— Start of RECORDS SUPPLIED —

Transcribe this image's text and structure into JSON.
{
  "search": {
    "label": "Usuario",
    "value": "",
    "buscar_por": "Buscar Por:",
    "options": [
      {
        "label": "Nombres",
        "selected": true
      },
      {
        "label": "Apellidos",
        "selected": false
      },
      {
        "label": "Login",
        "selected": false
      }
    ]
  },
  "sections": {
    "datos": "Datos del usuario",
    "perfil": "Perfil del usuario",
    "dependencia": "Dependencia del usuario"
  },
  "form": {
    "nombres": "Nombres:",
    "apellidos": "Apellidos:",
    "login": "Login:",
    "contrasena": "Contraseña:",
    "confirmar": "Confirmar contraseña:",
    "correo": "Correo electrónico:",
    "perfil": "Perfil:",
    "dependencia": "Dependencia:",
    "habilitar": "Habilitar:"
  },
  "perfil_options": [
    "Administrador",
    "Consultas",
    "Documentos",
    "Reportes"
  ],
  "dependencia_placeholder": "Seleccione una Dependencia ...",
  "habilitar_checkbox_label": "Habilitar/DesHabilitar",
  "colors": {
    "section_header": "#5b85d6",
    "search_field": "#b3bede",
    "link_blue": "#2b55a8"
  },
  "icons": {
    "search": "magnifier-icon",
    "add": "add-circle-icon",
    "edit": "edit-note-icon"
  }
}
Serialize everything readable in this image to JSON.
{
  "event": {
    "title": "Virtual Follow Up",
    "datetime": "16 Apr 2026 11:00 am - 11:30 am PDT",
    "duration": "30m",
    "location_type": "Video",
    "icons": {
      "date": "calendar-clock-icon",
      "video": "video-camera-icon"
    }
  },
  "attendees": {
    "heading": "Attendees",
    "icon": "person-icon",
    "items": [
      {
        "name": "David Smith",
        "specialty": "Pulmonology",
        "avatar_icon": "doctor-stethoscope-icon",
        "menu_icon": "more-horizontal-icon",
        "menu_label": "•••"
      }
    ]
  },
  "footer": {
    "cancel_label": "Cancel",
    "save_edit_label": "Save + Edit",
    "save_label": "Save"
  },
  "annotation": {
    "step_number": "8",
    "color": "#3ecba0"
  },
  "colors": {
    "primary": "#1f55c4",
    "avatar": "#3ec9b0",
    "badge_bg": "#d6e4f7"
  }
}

— End of RECORDS SUPPLIED —

### GIVEN EXERCISE
Give the data again, exactly as it stands.

### ANSWER
Transcribe this image's text and structure into JSON.
{
  "search": {
    "label": "Usuario",
    "value": "",
    "buscar_por": "Buscar Por:",
    "options": [
      {
        "label": "Nombres",
        "selected": true
      },
      {
        "label": "Apellidos",
        "selected": false
      },
      {
        "label": "Login",
        "selected": false
      }
    ]
  },
  "sections": {
    "datos": "Datos del usuario",
    "perfil": "Perfil del usuario",
    "dependencia": "Dependencia del usuario"
  },
  "form": {
    "nombres": "Nombres:",
    "apellidos": "Apellidos:",
    "login": "Login:",
    "contrasena": "Contraseña:",
    "confirmar": "Confirmar contraseña:",
    "correo": "Correo electrónico:",
    "perfil": "Perfil:",
    "dependencia": "Dependencia:",
    "habilitar": "Habilitar:"
  },
  "perfil_options": [
    "Administrador",
    "Consultas",
    "Documentos",
    "Reportes"
  ],
  "dependencia_placeholder": "Seleccione una Dependencia ...",
  "habilitar_checkbox_label": "Habilitar/DesHabilitar",
  "colors": {
    "section_header": "#5b85d6",
    "search_field": "#b3bede",
    "link_blue": "#2b55a8"
  },
  "icons": {
    "search": "magnifier-icon",
    "add": "add-circle-icon",
    "edit": "edit-note-icon"
  }
}
Serialize everything readable in this image to JSON.
{
  "event": {
    "title": "Virtual Follow Up",
    "datetime": "16 Apr 2026 11:00 am - 11:30 am PDT",
    "duration": "30m",
    "location_type": "Video",
    "icons": {
      "date": "calendar-clock-icon",
      "video": "video-camera-icon"
    }
  },
  "attendees": {
    "heading": "Attendees",
    "icon": "person-icon",
    "items": [
      {
        "name": "David Smith",
        "specialty": "Pulmonology",
        "avatar_icon": "doctor-stethoscope-icon",
        "menu_icon": "more-horizontal-icon",
        "menu_label": "•••"
      }
    ]
  },
  "footer": {
    "cancel_label": "Cancel",
    "save_edit_label": "Save + Edit",
    "save_label": "Save"
  },
  "annotation": {
    "step_number": "8",
    "color": "#3ecba0"
  },
  "colors": {
    "primary": "#1f55c4",
    "avatar": "#3ec9b0",
    "badge_bg": "#d6e4f7"
  }
}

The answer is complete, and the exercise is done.